> **What this task involves**
Repeat every record below exactly, leaving out the pictures.

Stored records:
================================
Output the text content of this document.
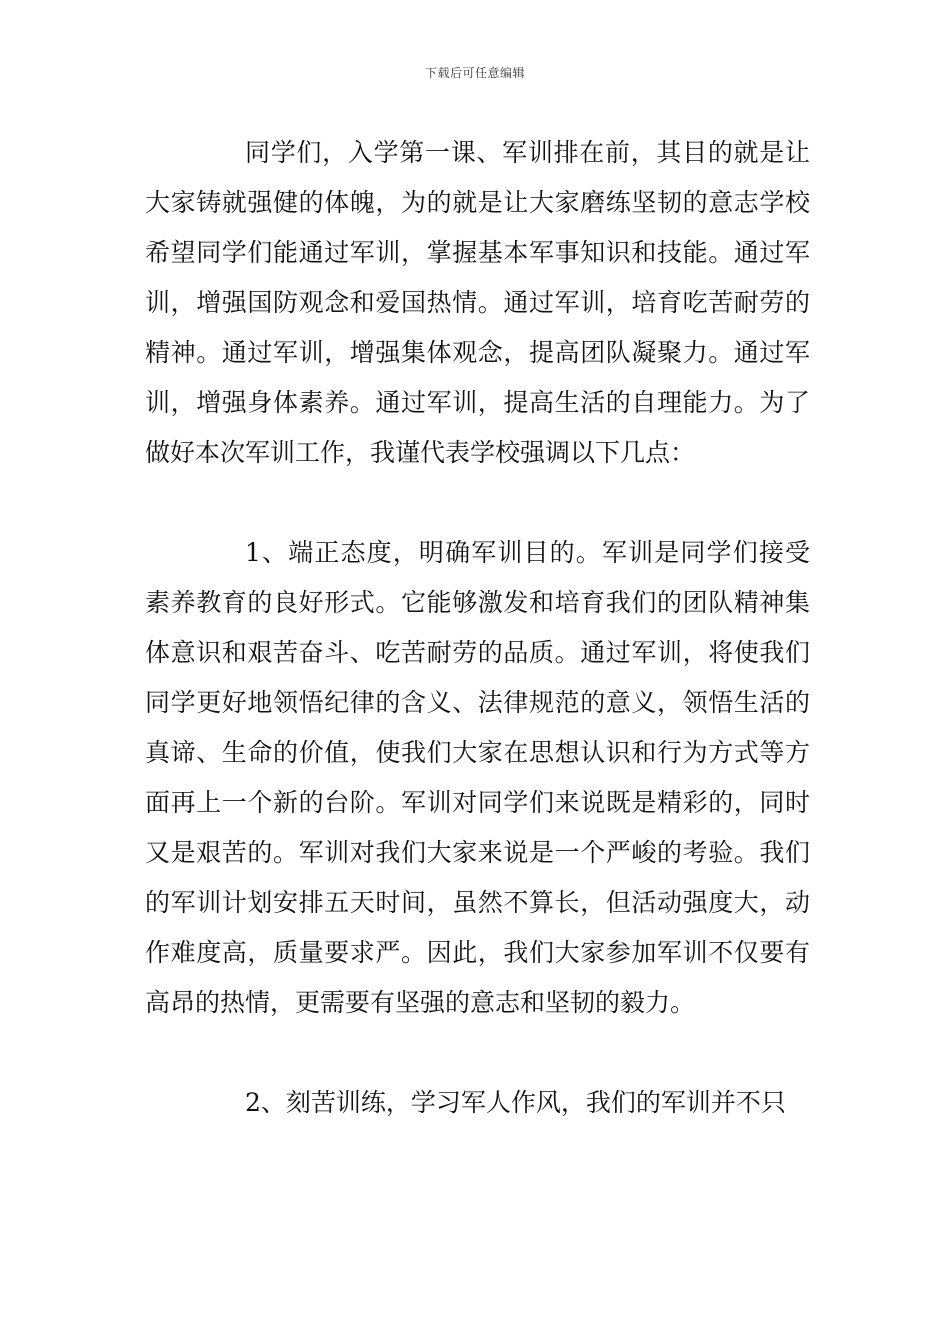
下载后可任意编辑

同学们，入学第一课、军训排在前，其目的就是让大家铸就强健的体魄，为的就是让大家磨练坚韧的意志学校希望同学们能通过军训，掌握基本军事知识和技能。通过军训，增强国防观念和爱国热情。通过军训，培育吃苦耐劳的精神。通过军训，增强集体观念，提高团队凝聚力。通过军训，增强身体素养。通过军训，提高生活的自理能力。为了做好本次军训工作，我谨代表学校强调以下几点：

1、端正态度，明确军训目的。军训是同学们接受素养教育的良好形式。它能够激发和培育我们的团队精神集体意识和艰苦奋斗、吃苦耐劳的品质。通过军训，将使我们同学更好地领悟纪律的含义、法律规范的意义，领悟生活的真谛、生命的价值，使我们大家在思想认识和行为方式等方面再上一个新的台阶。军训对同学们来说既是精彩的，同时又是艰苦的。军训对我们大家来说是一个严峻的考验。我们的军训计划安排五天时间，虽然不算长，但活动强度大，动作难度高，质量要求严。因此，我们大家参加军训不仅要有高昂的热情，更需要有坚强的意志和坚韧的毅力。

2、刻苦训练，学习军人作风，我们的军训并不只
================================
> **Result for this task**
Output the text content of this document.
下载后可任意编辑

同学们，入学第一课、军训排在前，其目的就是让大家铸就强健的体魄，为的就是让大家磨练坚韧的意志学校希望同学们能通过军训，掌握基本军事知识和技能。通过军训，增强国防观念和爱国热情。通过军训，培育吃苦耐劳的精神。通过军训，增强集体观念，提高团队凝聚力。通过军训，增强身体素养。通过军训，提高生活的自理能力。为了做好本次军训工作，我谨代表学校强调以下几点：

1、端正态度，明确军训目的。军训是同学们接受素养教育的良好形式。它能够激发和培育我们的团队精神集体意识和艰苦奋斗、吃苦耐劳的品质。通过军训，将使我们同学更好地领悟纪律的含义、法律规范的意义，领悟生活的真谛、生命的价值，使我们大家在思想认识和行为方式等方面再上一个新的台阶。军训对同学们来说既是精彩的，同时又是艰苦的。军训对我们大家来说是一个严峻的考验。我们的军训计划安排五天时间，虽然不算长，但活动强度大，动作难度高，质量要求严。因此，我们大家参加军训不仅要有高昂的热情，更需要有坚强的意志和坚韧的毅力。

2、刻苦训练，学习军人作风，我们的军训并不只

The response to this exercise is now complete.